» Given request
Print the listing below exactly.
═══
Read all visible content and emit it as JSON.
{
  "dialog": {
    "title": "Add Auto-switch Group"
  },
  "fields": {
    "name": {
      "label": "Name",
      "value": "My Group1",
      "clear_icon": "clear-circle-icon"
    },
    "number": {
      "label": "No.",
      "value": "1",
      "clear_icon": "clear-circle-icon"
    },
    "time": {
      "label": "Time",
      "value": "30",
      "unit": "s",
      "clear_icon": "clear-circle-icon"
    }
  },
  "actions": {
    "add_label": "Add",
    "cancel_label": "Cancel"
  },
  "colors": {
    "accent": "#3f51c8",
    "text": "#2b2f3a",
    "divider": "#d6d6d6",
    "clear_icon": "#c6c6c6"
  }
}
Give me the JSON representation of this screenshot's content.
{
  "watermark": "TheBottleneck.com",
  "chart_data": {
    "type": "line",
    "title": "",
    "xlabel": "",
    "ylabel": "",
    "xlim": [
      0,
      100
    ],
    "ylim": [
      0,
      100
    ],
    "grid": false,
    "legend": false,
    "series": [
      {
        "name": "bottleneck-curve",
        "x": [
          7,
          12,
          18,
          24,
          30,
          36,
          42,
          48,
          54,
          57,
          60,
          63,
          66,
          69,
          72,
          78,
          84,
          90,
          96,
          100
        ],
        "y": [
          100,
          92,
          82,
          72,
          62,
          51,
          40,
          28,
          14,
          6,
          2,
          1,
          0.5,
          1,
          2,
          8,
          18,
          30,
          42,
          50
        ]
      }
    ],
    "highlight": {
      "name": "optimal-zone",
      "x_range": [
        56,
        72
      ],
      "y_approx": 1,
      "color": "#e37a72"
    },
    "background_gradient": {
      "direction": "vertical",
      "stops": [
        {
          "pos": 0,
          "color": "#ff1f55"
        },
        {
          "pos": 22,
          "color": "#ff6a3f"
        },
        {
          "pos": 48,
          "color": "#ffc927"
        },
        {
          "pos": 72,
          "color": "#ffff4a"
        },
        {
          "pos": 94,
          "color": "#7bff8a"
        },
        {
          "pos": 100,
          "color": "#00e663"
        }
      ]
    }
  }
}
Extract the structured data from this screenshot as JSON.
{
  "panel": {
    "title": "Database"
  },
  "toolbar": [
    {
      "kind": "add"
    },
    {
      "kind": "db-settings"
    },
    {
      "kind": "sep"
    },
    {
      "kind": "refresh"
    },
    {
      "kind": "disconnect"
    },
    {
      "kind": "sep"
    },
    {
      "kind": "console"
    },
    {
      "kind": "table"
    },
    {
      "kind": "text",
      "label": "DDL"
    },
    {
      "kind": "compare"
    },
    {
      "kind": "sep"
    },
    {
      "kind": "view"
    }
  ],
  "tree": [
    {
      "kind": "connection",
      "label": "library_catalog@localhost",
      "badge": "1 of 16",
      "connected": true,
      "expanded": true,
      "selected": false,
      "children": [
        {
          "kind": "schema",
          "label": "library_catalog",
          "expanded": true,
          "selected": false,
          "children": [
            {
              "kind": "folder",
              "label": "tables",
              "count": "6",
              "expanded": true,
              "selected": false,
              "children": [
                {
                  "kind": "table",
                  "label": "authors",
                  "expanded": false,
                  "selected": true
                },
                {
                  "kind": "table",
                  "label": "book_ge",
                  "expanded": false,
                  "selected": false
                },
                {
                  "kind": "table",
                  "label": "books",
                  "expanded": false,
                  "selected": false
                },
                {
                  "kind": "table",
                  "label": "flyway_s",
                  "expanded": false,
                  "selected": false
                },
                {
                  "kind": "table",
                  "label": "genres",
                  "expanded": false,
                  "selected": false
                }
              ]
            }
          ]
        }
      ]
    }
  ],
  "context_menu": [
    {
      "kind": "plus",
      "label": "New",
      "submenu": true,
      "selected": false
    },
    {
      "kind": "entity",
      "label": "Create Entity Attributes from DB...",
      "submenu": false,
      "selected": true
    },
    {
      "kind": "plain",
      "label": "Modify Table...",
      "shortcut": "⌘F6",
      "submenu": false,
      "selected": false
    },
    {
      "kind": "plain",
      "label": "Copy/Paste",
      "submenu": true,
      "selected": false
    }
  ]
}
═══
» Result of the task
Read all visible content and emit it as JSON.
{
  "dialog": {
    "title": "Add Auto-switch Group"
  },
  "fields": {
    "name": {
      "label": "Name",
      "value": "My Group1",
      "clear_icon": "clear-circle-icon"
    },
    "number": {
      "label": "No.",
      "value": "1",
      "clear_icon": "clear-circle-icon"
    },
    "time": {
      "label": "Time",
      "value": "30",
      "unit": "s",
      "clear_icon": "clear-circle-icon"
    }
  },
  "actions": {
    "add_label": "Add",
    "cancel_label": "Cancel"
  },
  "colors": {
    "accent": "#3f51c8",
    "text": "#2b2f3a",
    "divider": "#d6d6d6",
    "clear_icon": "#c6c6c6"
  }
}
Give me the JSON representation of this screenshot's content.
{
  "watermark": "TheBottleneck.com",
  "chart_data": {
    "type": "line",
    "title": "",
    "xlabel": "",
    "ylabel": "",
    "xlim": [
      0,
      100
    ],
    "ylim": [
      0,
      100
    ],
    "grid": false,
    "legend": false,
    "series": [
      {
        "name": "bottleneck-curve",
        "x": [
          7,
          12,
          18,
          24,
          30,
          36,
          42,
          48,
          54,
          57,
          60,
          63,
          66,
          69,
          72,
          78,
          84,
          90,
          96,
          100
        ],
        "y": [
          100,
          92,
          82,
          72,
          62,
          51,
          40,
          28,
          14,
          6,
          2,
          1,
          0.5,
          1,
          2,
          8,
          18,
          30,
          42,
          50
        ]
      }
    ],
    "highlight": {
      "name": "optimal-zone",
      "x_range": [
        56,
        72
      ],
      "y_approx": 1,
      "color": "#e37a72"
    },
    "background_gradient": {
      "direction": "vertical",
      "stops": [
        {
          "pos": 0,
          "color": "#ff1f55"
        },
        {
          "pos": 22,
          "color": "#ff6a3f"
        },
        {
          "pos": 48,
          "color": "#ffc927"
        },
        {
          "pos": 72,
          "color": "#ffff4a"
        },
        {
          "pos": 94,
          "color": "#7bff8a"
        },
        {
          "pos": 100,
          "color": "#00e663"
        }
      ]
    }
  }
}
Extract the structured data from this screenshot as JSON.
{
  "panel": {
    "title": "Database"
  },
  "toolbar": [
    {
      "kind": "add"
    },
    {
      "kind": "db-settings"
    },
    {
      "kind": "sep"
    },
    {
      "kind": "refresh"
    },
    {
      "kind": "disconnect"
    },
    {
      "kind": "sep"
    },
    {
      "kind": "console"
    },
    {
      "kind": "table"
    },
    {
      "kind": "text",
      "label": "DDL"
    },
    {
      "kind": "compare"
    },
    {
      "kind": "sep"
    },
    {
      "kind": "view"
    }
  ],
  "tree": [
    {
      "kind": "connection",
      "label": "library_catalog@localhost",
      "badge": "1 of 16",
      "connected": true,
      "expanded": true,
      "selected": false,
      "children": [
        {
          "kind": "schema",
          "label": "library_catalog",
          "expanded": true,
          "selected": false,
          "children": [
            {
              "kind": "folder",
              "label": "tables",
              "count": "6",
              "expanded": true,
              "selected": false,
              "children": [
                {
                  "kind": "table",
                  "label": "authors",
                  "expanded": false,
                  "selected": true
                },
                {
                  "kind": "table",
                  "label": "book_ge",
                  "expanded": false,
                  "selected": false
                },
                {
                  "kind": "table",
                  "label": "books",
                  "expanded": false,
                  "selected": false
                },
                {
                  "kind": "table",
                  "label": "flyway_s",
                  "expanded": false,
                  "selected": false
                },
                {
                  "kind": "table",
                  "label": "genres",
                  "expanded": false,
                  "selected": false
                }
              ]
            }
          ]
        }
      ]
    }
  ],
  "context_menu": [
    {
      "kind": "plus",
      "label": "New",
      "submenu": true,
      "selected": false
    },
    {
      "kind": "entity",
      "label": "Create Entity Attributes from DB...",
      "submenu": false,
      "selected": true
    },
    {
      "kind": "plain",
      "label": "Modify Table...",
      "shortcut": "⌘F6",
      "submenu": false,
      "selected": false
    },
    {
      "kind": "plain",
      "label": "Copy/Paste",
      "submenu": true,
      "selected": false
    }
  ]
}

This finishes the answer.